Every line below should be copied exactly; drop the pictures.

* * * * * * *

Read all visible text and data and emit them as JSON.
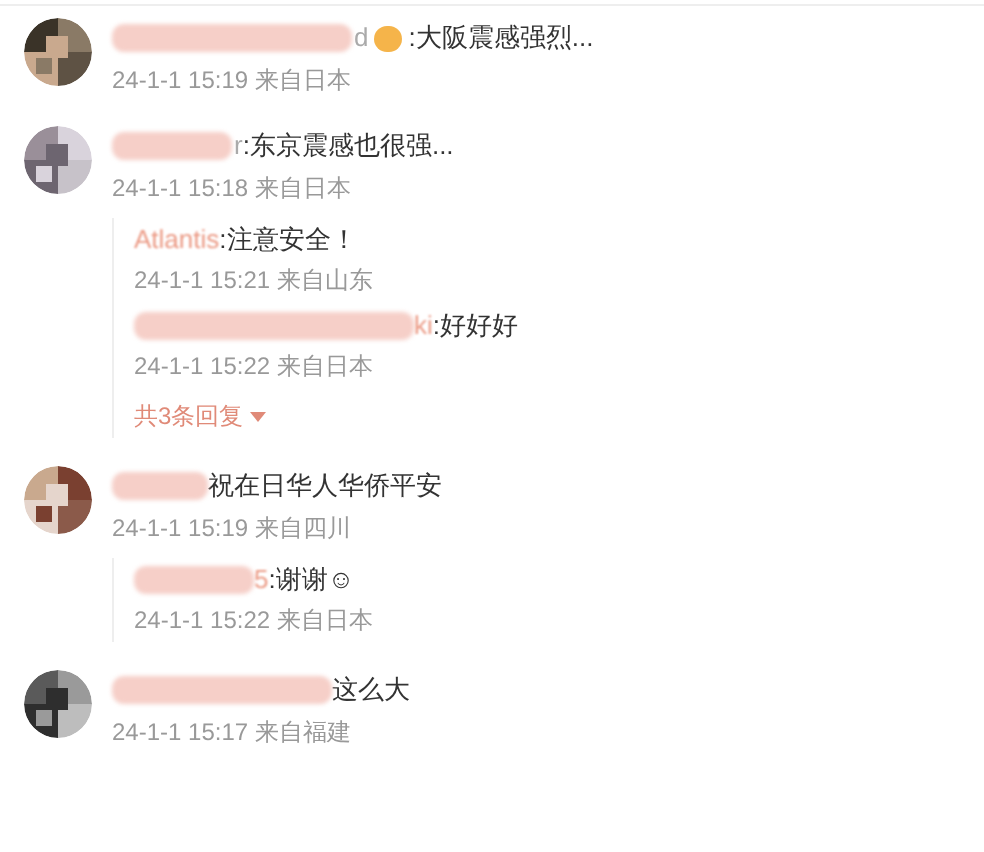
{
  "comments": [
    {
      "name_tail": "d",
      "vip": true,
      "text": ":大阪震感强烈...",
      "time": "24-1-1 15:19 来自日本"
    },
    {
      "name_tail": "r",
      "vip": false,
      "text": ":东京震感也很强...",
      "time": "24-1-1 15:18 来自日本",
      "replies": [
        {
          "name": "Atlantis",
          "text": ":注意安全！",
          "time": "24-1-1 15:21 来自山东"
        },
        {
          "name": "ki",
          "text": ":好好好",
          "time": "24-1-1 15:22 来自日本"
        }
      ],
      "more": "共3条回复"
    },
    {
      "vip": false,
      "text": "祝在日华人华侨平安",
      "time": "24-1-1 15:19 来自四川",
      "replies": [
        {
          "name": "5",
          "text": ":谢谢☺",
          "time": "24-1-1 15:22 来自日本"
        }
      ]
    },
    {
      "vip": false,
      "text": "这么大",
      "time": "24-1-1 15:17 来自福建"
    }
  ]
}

* * * * * * *

RESPONSE FOR THIS EXERCISE:
Read all visible text and data and emit them as JSON.
{
  "comments": [
    {
      "name_tail": "d",
      "vip": true,
      "text": ":大阪震感强烈...",
      "time": "24-1-1 15:19 来自日本"
    },
    {
      "name_tail": "r",
      "vip": false,
      "text": ":东京震感也很强...",
      "time": "24-1-1 15:18 来自日本",
      "replies": [
        {
          "name": "Atlantis",
          "text": ":注意安全！",
          "time": "24-1-1 15:21 来自山东"
        },
        {
          "name": "ki",
          "text": ":好好好",
          "time": "24-1-1 15:22 来自日本"
        }
      ],
      "more": "共3条回复"
    },
    {
      "vip": false,
      "text": "祝在日华人华侨平安",
      "time": "24-1-1 15:19 来自四川",
      "replies": [
        {
          "name": "5",
          "text": ":谢谢☺",
          "time": "24-1-1 15:22 来自日本"
        }
      ]
    },
    {
      "vip": false,
      "text": "这么大",
      "time": "24-1-1 15:17 来自福建"
    }
  ]
}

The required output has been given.